===== TEXTE FOURNI =====

Les pleins pouvoirs pour un président
Le marathon électoral est terminé. Emmanuel Macron possède sa majorité absolue à l’Assemblée. Fait inédit : le mouvement La République en marche n’a pas besoin d’alliés – ce qui ne fait pas l’affaire de Bayrou. Macron a bien les pleins pouvoirs, malgré le correctif apporté par le second tour.
Du jamais vu sous la Ve République
La séquence politique que nous venons de vivre depuis plusieurs mois, épuise tous les superlatifs. Qui aurait parier il y a encore un an sur les chances de ce nouveau venu dans la classe politique ? Que tous les ténors allaient disparaître ? Que la droite, à laquelle la victoire tendait les bras, alternance oblige, n’allait pas qualifier son candidat pour le second tour de la présidentielle ? C’était compter sans la lassitude des Français. Plus qu’une révolte du peuple contre les élites, c’est l’impuissance des gouvernants devant le chômage de masse qui a été sanctionnée, ainsi que leur incapacité à se remettre en cause. La politique, ce n’est pas seulement de la com’, ou du calcul d’appareil. Derrière les chiffres, il y a des hommes. Près de six millions de nos concitoyens n’ont pas de travail. Avec tout ce que cela entraîne comme conséquence au niveau de l’intégration, de l’accroissement des inégalités, des tentations extrémistes (même si le chômage n’explique pas tout).

===== EXTRAITS DU LISTING =====

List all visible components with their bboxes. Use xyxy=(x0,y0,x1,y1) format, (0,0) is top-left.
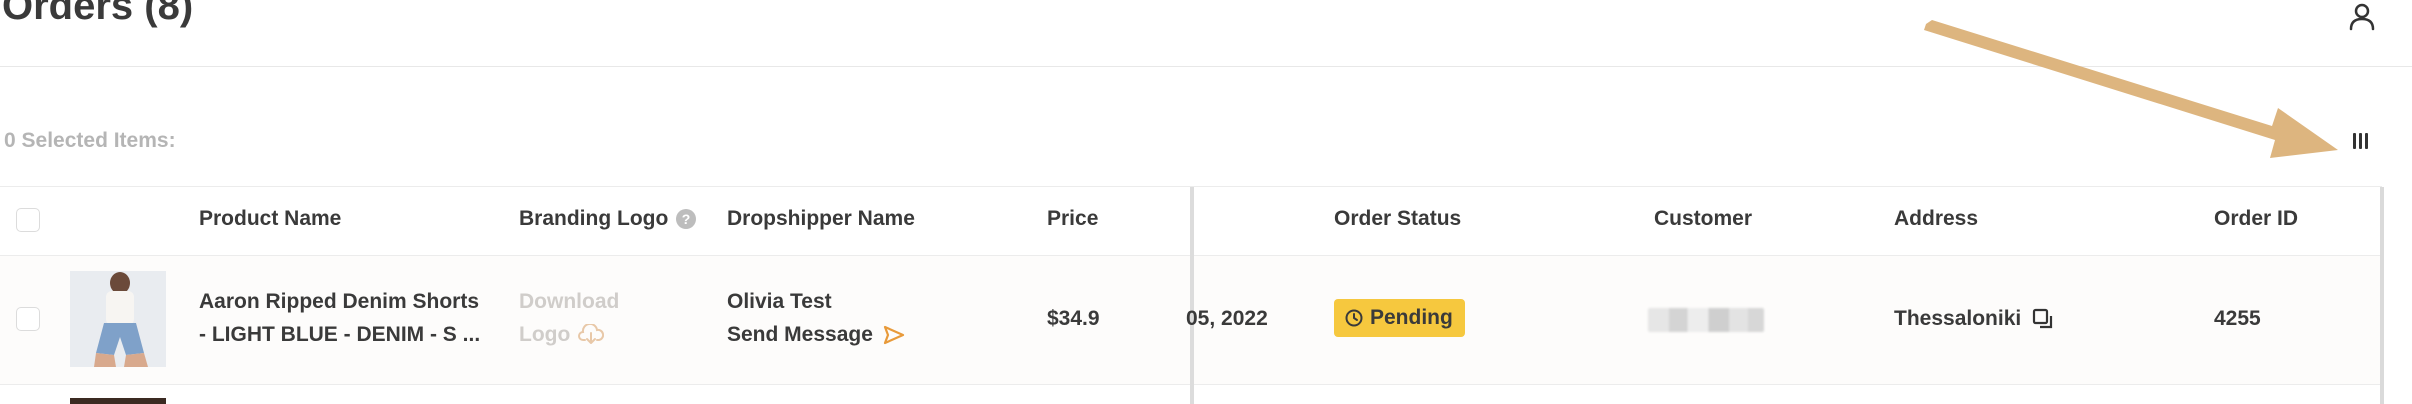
svg-text:?: ? xyxy=(682,211,691,227)
columns-icon-bar xyxy=(2365,133,2368,149)
send-icon xyxy=(883,325,905,345)
status-badge: Pending xyxy=(1334,299,1465,337)
cloud-download-icon xyxy=(578,324,605,344)
price-value: $34.9 xyxy=(1047,307,1100,330)
columns-icon-bar xyxy=(2359,133,2362,149)
status-label: Pending xyxy=(1370,306,1453,329)
download-logo-label: Logo xyxy=(519,323,571,346)
table-right-edge xyxy=(2380,187,2384,404)
clock-icon xyxy=(1345,309,1363,327)
row-checkbox[interactable] xyxy=(16,307,40,331)
columns-icon xyxy=(2353,133,2356,149)
column-header-order-status[interactable]: Order Status xyxy=(1334,207,1461,231)
column-header-product-name[interactable]: Product Name xyxy=(199,207,341,231)
column-header-branding-logo[interactable]: Branding Logo ? xyxy=(519,207,697,231)
product-thumbnail[interactable] xyxy=(70,271,166,367)
column-header-customer[interactable]: Customer xyxy=(1654,207,1752,231)
product-image xyxy=(70,271,166,367)
product-name-line1[interactable]: Aaron Ripped Denim Shorts xyxy=(199,290,479,314)
customer-name-redacted xyxy=(1648,308,1764,332)
column-header-address[interactable]: Address xyxy=(1894,207,1978,231)
product-name-line2[interactable]: - LIGHT BLUE - DENIM - S ... xyxy=(199,323,480,347)
select-all-checkbox[interactable] xyxy=(16,208,40,232)
download-logo-link[interactable]: Download xyxy=(519,290,619,314)
download-logo-link-line2[interactable]: Logo xyxy=(519,323,605,347)
dropshipper-name: Olivia Test xyxy=(727,290,832,313)
send-message-link[interactable]: Send Message xyxy=(727,323,905,347)
columns-toggle-button[interactable] xyxy=(2346,126,2376,156)
address-value: Thessaloniki xyxy=(1894,307,2022,330)
order-date-value: 05, 2022 xyxy=(1186,307,1268,330)
page-title: Orders (8) xyxy=(2,0,194,28)
column-header-dropshipper-name[interactable]: Dropshipper Name xyxy=(727,207,915,231)
column-header-price[interactable]: Price xyxy=(1047,207,1098,231)
column-header-branding-logo-label: Branding Logo xyxy=(519,207,669,230)
sticky-columns-divider xyxy=(1190,187,1194,404)
help-icon[interactable]: ? xyxy=(676,209,697,229)
column-header-order-id[interactable]: Order ID xyxy=(2214,207,2298,231)
order-id-value[interactable]: 4255 xyxy=(2214,307,2261,331)
next-row-thumbnail[interactable] xyxy=(70,398,166,404)
annotation-arrow xyxy=(1924,20,2338,158)
selected-items-label: 0 Selected Items: xyxy=(4,129,176,152)
send-message-label: Send Message xyxy=(727,323,873,346)
address-cell: Thessaloniki xyxy=(1894,307,2055,331)
copy-icon[interactable] xyxy=(2031,307,2055,331)
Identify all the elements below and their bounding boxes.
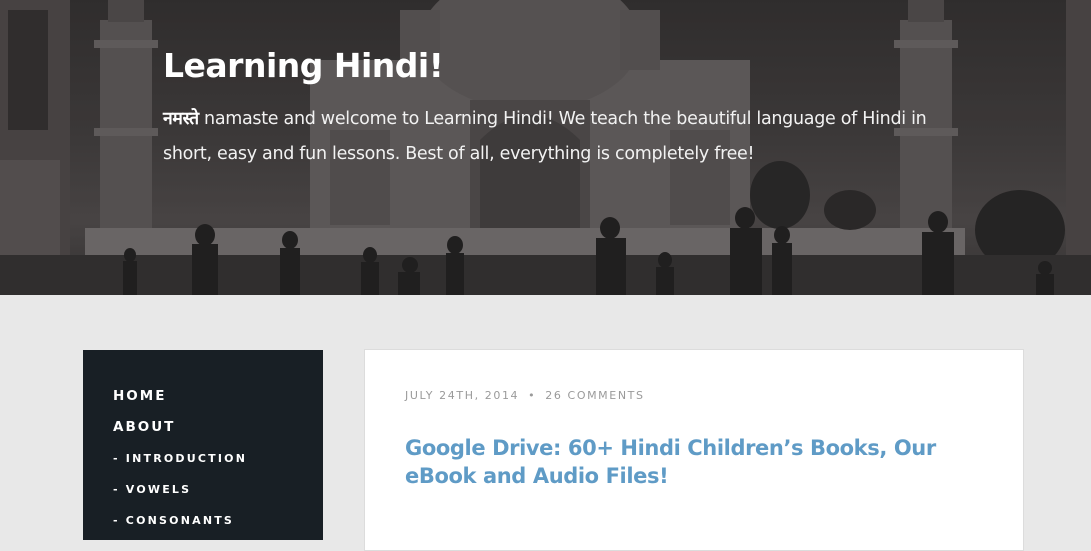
site-intro-text: namaste and welcome to Learning Hindi! W… (163, 109, 927, 164)
site-intro: नमस्ते namaste and welcome to Learning H… (163, 102, 963, 172)
meta-separator: • (528, 389, 537, 402)
post-date[interactable]: JULY 24TH, 2014 (405, 389, 519, 402)
post-meta: JULY 24TH, 2014 • 26 COMMENTS (405, 389, 645, 402)
post-title-link[interactable]: Google Drive: 60+ Hindi Children’s Books… (405, 434, 985, 490)
nav-item-vowels[interactable]: - VOWELS (113, 483, 191, 496)
nav-item-about[interactable]: ABOUT (113, 419, 175, 435)
namaste-hindi-word: नमस्ते (163, 109, 199, 129)
nav-item-introduction[interactable]: - INTRODUCTION (113, 452, 247, 465)
nav-item-consonants[interactable]: - CONSONANTS (113, 514, 234, 527)
blog-post-card: JULY 24TH, 2014 • 26 COMMENTS Google Drive… (364, 349, 1024, 551)
sidebar-navigation: HOME ABOUT - INTRODUCTION - VOWELS - CON… (83, 350, 323, 540)
post-comments-link[interactable]: 26 COMMENTS (545, 389, 644, 402)
site-title[interactable]: Learning Hindi! (163, 44, 444, 88)
hero-banner: Learning Hindi! नमस्ते namaste and welco… (0, 0, 1091, 295)
nav-item-home[interactable]: HOME (113, 388, 166, 404)
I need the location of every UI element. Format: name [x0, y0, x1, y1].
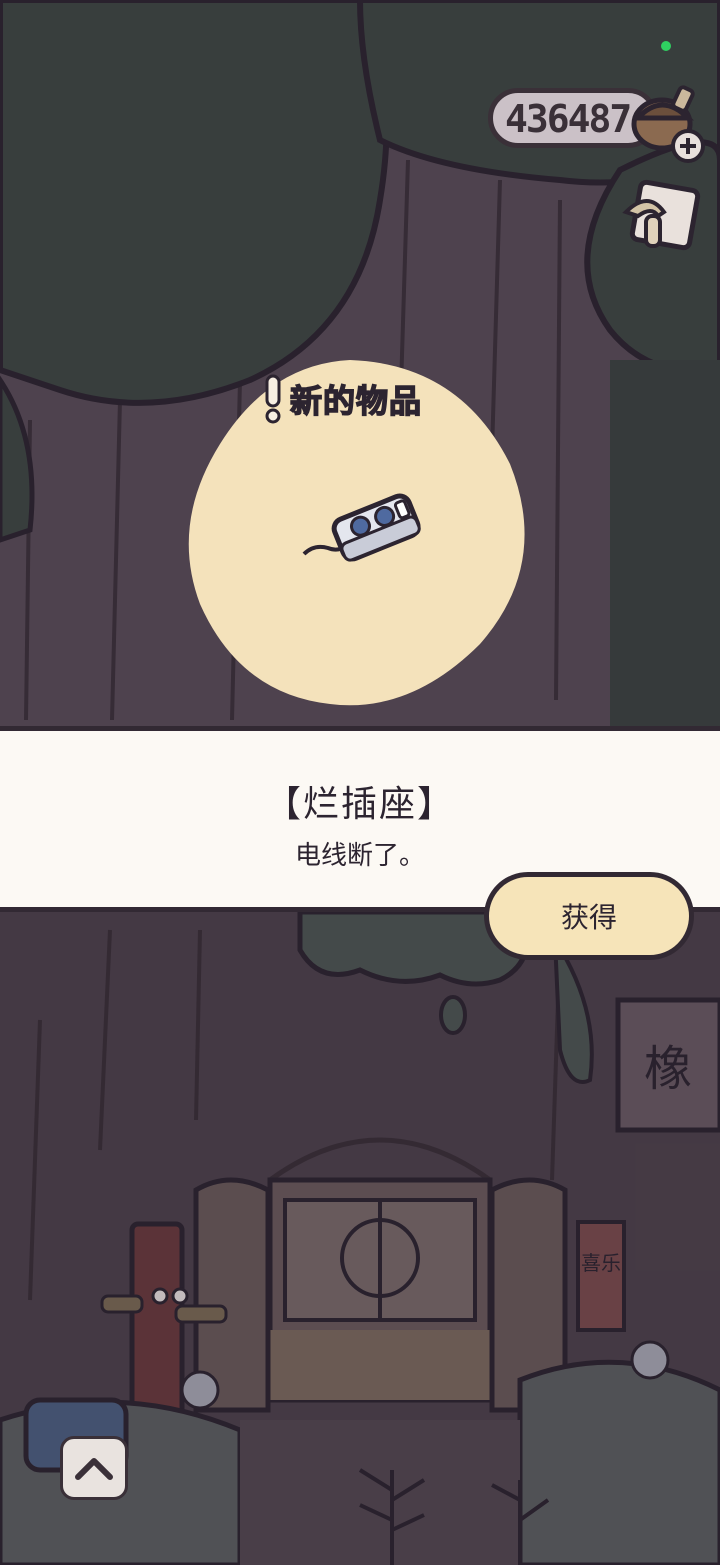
item-description: 电线断了。 [294, 841, 425, 871]
obtain-button[interactable]: 获得 [484, 872, 694, 960]
new-item-banner: 新的物品 [262, 374, 422, 424]
new-item-label: 新的物品 [289, 381, 423, 421]
collapse-button[interactable] [60, 1436, 128, 1500]
lantern-text: 喜乐 [581, 1251, 621, 1275]
acorn-count: 436487 [505, 97, 632, 141]
power-strip-icon [302, 493, 421, 562]
shop-sign-text: 橡 [644, 1041, 692, 1097]
postcard-icon[interactable] [618, 176, 704, 260]
status-dot [661, 41, 671, 51]
item-name: 【烂插座】 [264, 784, 455, 825]
acorn-plus-icon[interactable] [618, 74, 710, 166]
exclamation-icon [265, 374, 281, 424]
chevron-up-icon [75, 1458, 113, 1480]
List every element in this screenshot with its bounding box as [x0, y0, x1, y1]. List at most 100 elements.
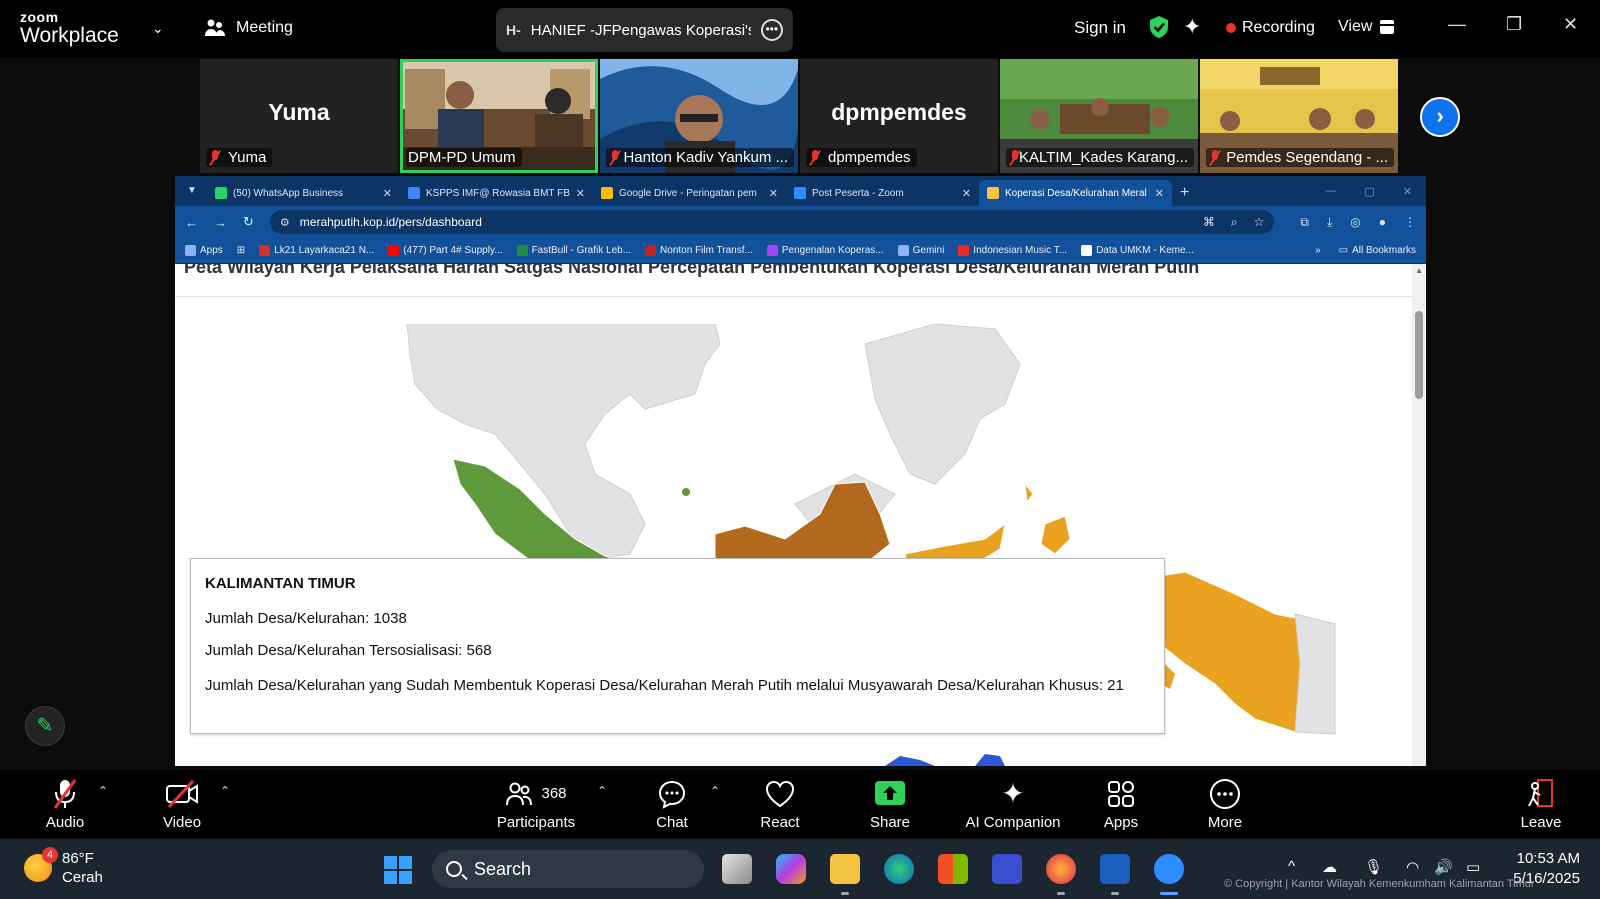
- leave-button[interactable]: Leave: [1520, 776, 1562, 831]
- sparkle-icon[interactable]: ✦: [1183, 14, 1201, 40]
- audio-button[interactable]: Audio: [40, 776, 90, 831]
- new-tab-icon[interactable]: +: [1180, 184, 1189, 202]
- sign-in-link[interactable]: Sign in: [1074, 18, 1126, 38]
- scroll-up-icon[interactable]: ▲: [1415, 266, 1423, 275]
- view-menu[interactable]: View: [1338, 18, 1395, 36]
- participant-tile[interactable]: dpmpemdes dpmpemdes: [800, 59, 998, 173]
- participant-tile[interactable]: KALTIM_Kades Karang...: [1000, 59, 1198, 173]
- participant-tile[interactable]: Hanton Kadiv Yankum ...: [600, 59, 798, 173]
- weather-widget[interactable]: 86°F Cerah: [24, 849, 103, 887]
- video-options-caret-icon[interactable]: ⌃: [220, 784, 230, 798]
- minimize-icon[interactable]: —: [1325, 185, 1336, 198]
- close-tab-icon[interactable]: ✕: [383, 187, 392, 200]
- tab-search-icon[interactable]: ▼: [181, 180, 203, 202]
- share-screen-icon: [866, 776, 914, 812]
- site-info-icon[interactable]: ⚙: [280, 216, 290, 229]
- close-icon[interactable]: ✕: [1403, 185, 1412, 198]
- browser-tab-active[interactable]: Koperasi Desa/Kelurahan Meral ✕: [979, 180, 1172, 206]
- audio-options-caret-icon[interactable]: ⌃: [98, 784, 108, 798]
- profile-avatar[interactable]: ●: [1379, 215, 1386, 230]
- bookmark-item[interactable]: Gemini: [897, 245, 944, 256]
- close-tab-icon[interactable]: ✕: [769, 187, 778, 200]
- bookmark-grid[interactable]: ⊞: [237, 245, 245, 256]
- participant-tile-active[interactable]: DPM-PD Umum: [400, 59, 598, 173]
- participants-button[interactable]: 368 Participants: [490, 776, 582, 831]
- browser-tab[interactable]: (50) WhatsApp Business ✕: [207, 180, 400, 206]
- more-options-icon[interactable]: •••: [760, 19, 783, 41]
- share-button[interactable]: Share: [866, 776, 914, 831]
- word-icon[interactable]: [1100, 854, 1130, 884]
- restore-icon[interactable]: ❐: [1506, 14, 1522, 35]
- zoom-logo[interactable]: zoom Workplace: [20, 10, 119, 46]
- bookmark-item[interactable]: Indonesian Music T...: [958, 245, 1067, 256]
- windows-start-icon[interactable]: [384, 856, 412, 884]
- bookmark-apps[interactable]: Apps: [185, 245, 223, 256]
- bookmark-item[interactable]: FastBull - Grafik Leb...: [516, 245, 631, 256]
- mic-muted-icon: [40, 776, 90, 812]
- forward-icon[interactable]: →: [214, 215, 227, 230]
- meeting-menu[interactable]: Meeting: [204, 18, 293, 38]
- kebab-menu-icon[interactable]: ⋮: [1404, 215, 1416, 230]
- participant-tile[interactable]: Yuma Yuma: [200, 59, 398, 173]
- volume-icon[interactable]: 🔊: [1434, 858, 1453, 876]
- video-button[interactable]: Video: [156, 776, 208, 831]
- annotate-pencil-icon[interactable]: ✎: [25, 706, 65, 746]
- page-scrollbar[interactable]: ▲: [1412, 264, 1426, 766]
- download-icon[interactable]: ⤓: [1327, 215, 1332, 230]
- close-icon[interactable]: ✕: [1563, 14, 1578, 35]
- reload-icon[interactable]: ↻: [243, 214, 254, 230]
- apps-button[interactable]: Apps: [1100, 776, 1142, 831]
- bookmark-item[interactable]: Lk21 Layarkaca21 N...: [259, 245, 374, 256]
- next-page-button[interactable]: ›: [1420, 97, 1460, 137]
- chat-button[interactable]: Chat: [652, 776, 692, 831]
- bookmark-item[interactable]: (477) Part 4# Supply...: [388, 245, 503, 256]
- close-tab-icon[interactable]: ✕: [962, 187, 971, 200]
- file-explorer-icon[interactable]: [830, 854, 860, 884]
- shield-check-icon[interactable]: [1149, 15, 1169, 39]
- visual-studio-icon[interactable]: [992, 854, 1022, 884]
- extensions-icon[interactable]: ⧉: [1300, 215, 1309, 230]
- minimize-icon[interactable]: —: [1448, 14, 1466, 35]
- zoom-app-icon[interactable]: [1154, 854, 1184, 884]
- participants-icon-group: 368: [490, 776, 582, 812]
- bookmark-item[interactable]: Nonton Film Transf...: [645, 245, 753, 256]
- recording-indicator[interactable]: Recording: [1226, 19, 1315, 37]
- wifi-icon[interactable]: ◠: [1406, 858, 1419, 876]
- video-off-icon: [156, 776, 208, 812]
- bookmark-item[interactable]: Data UMKM - Keme...: [1081, 245, 1194, 256]
- task-view-icon[interactable]: [722, 854, 752, 884]
- more-button[interactable]: More: [1204, 776, 1246, 831]
- bookmark-item[interactable]: Pengenalan Koperas...: [766, 245, 884, 256]
- battery-icon[interactable]: ▭: [1466, 858, 1480, 876]
- zoom-icon[interactable]: ⌕: [1231, 215, 1238, 230]
- close-tab-icon[interactable]: ✕: [576, 187, 585, 200]
- firefox-icon[interactable]: [1046, 854, 1076, 884]
- all-bookmarks-button[interactable]: ▭ All Bookmarks: [1339, 245, 1416, 256]
- microphone-icon[interactable]: 🎙: [1364, 858, 1383, 876]
- react-button[interactable]: React: [757, 776, 803, 831]
- chat-options-caret-icon[interactable]: ⌃: [710, 784, 720, 798]
- back-icon[interactable]: ←: [185, 215, 198, 230]
- url-field[interactable]: ⚙ merahputih.kop.id/pers/dashboard ⌘ ⌕ ☆: [269, 210, 1275, 234]
- star-icon[interactable]: ☆: [1254, 215, 1265, 230]
- close-tab-icon[interactable]: ✕: [1155, 187, 1164, 200]
- chevron-down-icon[interactable]: ⌄: [152, 20, 164, 37]
- onedrive-icon[interactable]: ☁: [1322, 858, 1337, 876]
- participant-tile[interactable]: Pemdes Segendang - ...: [1200, 59, 1398, 173]
- more-bookmarks-button[interactable]: »: [1315, 245, 1321, 256]
- browser-tab[interactable]: Post Peserta - Zoom ✕: [786, 180, 979, 206]
- browser-tab[interactable]: KSPPS IMF@ Rowasia BMT FBB ✕: [400, 180, 593, 206]
- show-hidden-icons-chevron-icon[interactable]: ^: [1288, 858, 1295, 875]
- browser-tab[interactable]: Google Drive - Peringatan pem ✕: [593, 180, 786, 206]
- participants-options-caret-icon[interactable]: ⌃: [597, 784, 607, 798]
- meeting-title-pill[interactable]: H- HANIEF -JFPengawas Koperasi's s •••: [496, 8, 793, 52]
- copilot-icon[interactable]: [776, 854, 806, 884]
- edge-icon[interactable]: [884, 854, 914, 884]
- translate-icon[interactable]: ⌘: [1203, 215, 1215, 230]
- ai-companion-button[interactable]: ✦ AI Companion: [960, 776, 1066, 831]
- restore-icon[interactable]: ▢: [1364, 185, 1374, 198]
- taskbar-search[interactable]: Search: [432, 850, 704, 888]
- vpn-icon[interactable]: ◎: [1350, 215, 1360, 230]
- microsoft-store-icon[interactable]: [938, 854, 968, 884]
- scrollbar-thumb[interactable]: [1415, 311, 1423, 399]
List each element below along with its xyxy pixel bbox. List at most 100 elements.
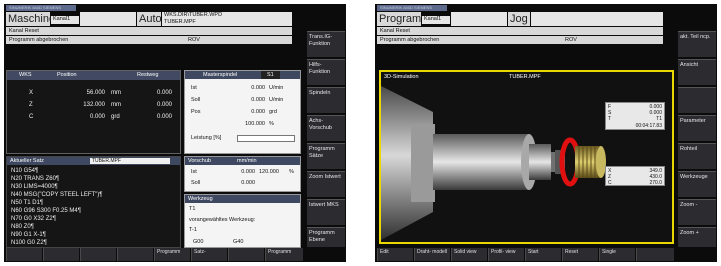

=====

- À FAIRE
• a. D'après l'article, dans quels domaines le chômage entraîne-t-il des conséquences ? Nommez-les tous.
• b. Dans l'article, modifiez le passage qui commence par les mots « Les pleins pouvoirs pour » et se termine par « le second tour. » en remplaçant « le mouvement » par « le parti ».
Le listing n'intervient pas dans ce qui est demandé.

- RÉPONSES PAR TÂCHE
• a. l'intégration ; l'accroissement des inégalités ; des tentations extrémistes

• b.
Les pleins pouvoirs pour un président
Le marathon électoral est terminé. Emmanuel Macron possède sa majorité absolue à l’Assemblée. Fait inédit : le parti La République en marche n’a pas besoin d’alliés – ce qui ne fait pas l’affaire de Bayrou. Macron a bien les pleins pouvoirs, malgré le correctif apporté par le second tour.